# 02 - Data from the Web

In this homework we will extract interesting information from www.topuniversities.com and www.timeshighereducation.com, two platforms that maintain a global ranking of worldwide universities. This ranking is not offered as a downloadable dataset, so you will have to find a way to scrape the information we need! You are not allowed to download manually the entire ranking -- rather you have to understand how the server loads it in your browser. For this task, Postman with the Interceptor extension can help you greatly. We recommend that you watch this brief tutorial to understand quickly how to use it.

# Imports

In [None]:
# Import libraries
import requests
from bs4 import BeautifulSoup
import pandas as pd
import seaborn
import matplotlib.pyplot as plt
pd.options.mode.chained_assignment = None

%matplotlib inline

# Constans definition

In [None]:
QS_RANKING_URL = 'https://www.topuniversities.com/university-rankings/world-university-rankings/2018'
QS_RANKING_JSON = 'https://www.topuniversities.com/sites/default/files/qs-rankings-data/357051.txt?_=1508104120137'

TIMES_RANKING_URL = 'http://timeshighereducation.com/world-university-rankings/2018/world-ranking'
TIMES_RANKING_JSON = 'https://www.timeshighereducation.com/sites/default/files/the_data_rankings/world_university_rankings_2018_limit0_369a9045a203e176392b9fb8f8c1cb2a.json'

# General use functions definition

In [None]:
def build_html_parser(url):
    '''
    Function to build a parser object of type BeautifulSoup
    
    url      the webpage url to which send a get request to
    
    return   a parser of the given webpage
    '''
    
    r = requests.get(url)
    page_body = r.text
    
    soup = BeautifulSoup(page_body, 'html.parser')
    
    return soup

### Task 1
Obtain the 200 top-ranking universities in www.topuniversities.com (ranking 2018)

In [None]:
def parse_detail_page(url_detail):
    '''
    Function that parses the missing informations from the detail page of the university from the QS website
    
    Return   a dictionary with all the data found as integers values
    '''
    
    # Build a parser for the detail page
    soup = build_html_parser(url_detail)
    
    # Obtain and clean up the total faculty member value
    try:
        faculty_member_total = soup.find('div', class_='total faculty').find('div', class_='number').text
        faculty_member_total = faculty_member_total.strip('\n').replace(',','')

Your instructions:
In one to three sentences, explain why the web-scraping homework says the university ranking information must be scraped. The material that follows comes from a different source than the text above.

Records supplied:
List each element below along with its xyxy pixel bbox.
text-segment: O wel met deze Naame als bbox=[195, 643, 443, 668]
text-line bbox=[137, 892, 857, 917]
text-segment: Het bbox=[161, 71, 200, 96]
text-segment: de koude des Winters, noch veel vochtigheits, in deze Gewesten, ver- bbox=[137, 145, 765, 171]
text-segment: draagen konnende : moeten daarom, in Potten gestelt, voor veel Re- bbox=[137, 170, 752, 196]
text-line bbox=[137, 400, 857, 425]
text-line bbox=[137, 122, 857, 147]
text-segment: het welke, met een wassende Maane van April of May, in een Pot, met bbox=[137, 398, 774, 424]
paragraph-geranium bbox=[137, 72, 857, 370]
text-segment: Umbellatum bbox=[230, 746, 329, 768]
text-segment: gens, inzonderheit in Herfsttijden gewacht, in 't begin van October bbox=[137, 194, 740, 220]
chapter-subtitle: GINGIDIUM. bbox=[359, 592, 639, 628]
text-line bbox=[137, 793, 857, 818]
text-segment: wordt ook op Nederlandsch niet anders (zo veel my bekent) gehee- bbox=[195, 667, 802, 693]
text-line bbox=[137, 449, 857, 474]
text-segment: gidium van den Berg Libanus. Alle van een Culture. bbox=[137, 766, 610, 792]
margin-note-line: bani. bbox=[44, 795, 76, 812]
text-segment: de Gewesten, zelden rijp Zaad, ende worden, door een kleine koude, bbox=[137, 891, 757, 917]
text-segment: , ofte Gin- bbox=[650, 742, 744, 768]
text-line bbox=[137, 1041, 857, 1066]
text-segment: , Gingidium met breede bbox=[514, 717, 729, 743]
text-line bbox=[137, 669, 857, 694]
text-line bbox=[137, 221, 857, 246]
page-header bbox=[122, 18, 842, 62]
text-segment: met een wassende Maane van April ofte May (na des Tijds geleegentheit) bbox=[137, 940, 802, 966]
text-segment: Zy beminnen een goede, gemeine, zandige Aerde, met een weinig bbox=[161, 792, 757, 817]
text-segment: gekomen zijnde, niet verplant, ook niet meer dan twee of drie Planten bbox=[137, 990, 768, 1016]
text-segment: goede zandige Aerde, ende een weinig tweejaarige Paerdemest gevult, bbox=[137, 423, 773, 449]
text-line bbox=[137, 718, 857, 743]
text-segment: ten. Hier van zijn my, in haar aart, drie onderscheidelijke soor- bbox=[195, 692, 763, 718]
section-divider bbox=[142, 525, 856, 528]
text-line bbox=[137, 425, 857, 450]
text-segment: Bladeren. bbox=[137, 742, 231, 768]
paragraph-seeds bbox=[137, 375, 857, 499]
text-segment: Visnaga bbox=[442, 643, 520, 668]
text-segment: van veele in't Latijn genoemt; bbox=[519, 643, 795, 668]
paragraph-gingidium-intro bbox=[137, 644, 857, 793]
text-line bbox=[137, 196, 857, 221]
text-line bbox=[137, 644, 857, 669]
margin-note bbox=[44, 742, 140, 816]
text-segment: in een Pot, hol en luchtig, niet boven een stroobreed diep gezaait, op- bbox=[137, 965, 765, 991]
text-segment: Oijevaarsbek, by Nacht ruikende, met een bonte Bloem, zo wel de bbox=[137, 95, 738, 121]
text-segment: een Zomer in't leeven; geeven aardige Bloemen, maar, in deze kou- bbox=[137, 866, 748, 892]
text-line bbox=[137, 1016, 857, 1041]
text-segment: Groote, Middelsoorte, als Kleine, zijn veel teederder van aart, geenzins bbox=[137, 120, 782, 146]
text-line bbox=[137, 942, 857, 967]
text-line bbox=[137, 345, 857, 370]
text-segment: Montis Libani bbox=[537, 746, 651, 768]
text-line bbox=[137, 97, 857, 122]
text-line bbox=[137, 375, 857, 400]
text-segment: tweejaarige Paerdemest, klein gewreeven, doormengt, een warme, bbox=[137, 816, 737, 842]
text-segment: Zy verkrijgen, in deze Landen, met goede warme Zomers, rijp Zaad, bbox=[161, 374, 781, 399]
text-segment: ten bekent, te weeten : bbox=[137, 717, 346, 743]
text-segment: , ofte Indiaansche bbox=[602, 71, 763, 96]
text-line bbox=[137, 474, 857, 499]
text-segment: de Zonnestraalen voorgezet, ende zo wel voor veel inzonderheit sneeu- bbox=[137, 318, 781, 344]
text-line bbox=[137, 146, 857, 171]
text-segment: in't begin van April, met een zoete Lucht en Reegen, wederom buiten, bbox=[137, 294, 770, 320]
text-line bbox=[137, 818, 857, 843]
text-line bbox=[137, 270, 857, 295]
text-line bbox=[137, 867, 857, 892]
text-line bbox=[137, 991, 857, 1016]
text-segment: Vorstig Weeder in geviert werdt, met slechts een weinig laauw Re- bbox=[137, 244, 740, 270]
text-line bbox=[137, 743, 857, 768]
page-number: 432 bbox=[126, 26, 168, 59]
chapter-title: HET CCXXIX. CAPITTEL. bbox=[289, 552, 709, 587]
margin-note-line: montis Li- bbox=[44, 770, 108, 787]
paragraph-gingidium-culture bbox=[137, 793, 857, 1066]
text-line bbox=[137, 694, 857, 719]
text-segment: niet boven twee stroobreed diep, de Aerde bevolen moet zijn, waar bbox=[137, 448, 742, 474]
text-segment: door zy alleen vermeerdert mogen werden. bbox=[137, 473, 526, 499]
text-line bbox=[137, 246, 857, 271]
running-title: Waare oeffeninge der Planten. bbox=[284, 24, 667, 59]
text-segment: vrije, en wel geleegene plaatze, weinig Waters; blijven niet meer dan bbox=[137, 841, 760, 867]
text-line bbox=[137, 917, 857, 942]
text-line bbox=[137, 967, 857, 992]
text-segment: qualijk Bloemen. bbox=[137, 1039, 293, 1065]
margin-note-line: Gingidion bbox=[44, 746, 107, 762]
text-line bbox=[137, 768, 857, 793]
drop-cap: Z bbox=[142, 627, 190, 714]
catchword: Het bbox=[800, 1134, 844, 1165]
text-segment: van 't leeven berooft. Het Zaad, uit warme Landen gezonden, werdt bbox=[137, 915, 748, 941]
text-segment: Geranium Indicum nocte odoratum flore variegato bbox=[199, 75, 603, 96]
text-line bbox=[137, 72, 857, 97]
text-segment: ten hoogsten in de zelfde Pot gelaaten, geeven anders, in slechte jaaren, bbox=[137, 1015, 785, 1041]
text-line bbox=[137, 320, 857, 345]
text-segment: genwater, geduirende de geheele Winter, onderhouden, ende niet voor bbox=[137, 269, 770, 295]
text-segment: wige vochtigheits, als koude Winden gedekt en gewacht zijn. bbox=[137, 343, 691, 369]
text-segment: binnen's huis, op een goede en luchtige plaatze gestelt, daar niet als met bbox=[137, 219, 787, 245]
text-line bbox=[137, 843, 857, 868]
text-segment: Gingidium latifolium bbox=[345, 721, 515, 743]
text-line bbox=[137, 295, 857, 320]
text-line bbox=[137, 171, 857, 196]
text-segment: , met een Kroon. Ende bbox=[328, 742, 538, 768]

Written solution:
The ranking is not offered as a downloadable dataset, so the information has to be scraped. Downloading the entire ranking manually is not allowed either. Instead, one must understand how the server loads the ranking in the browser.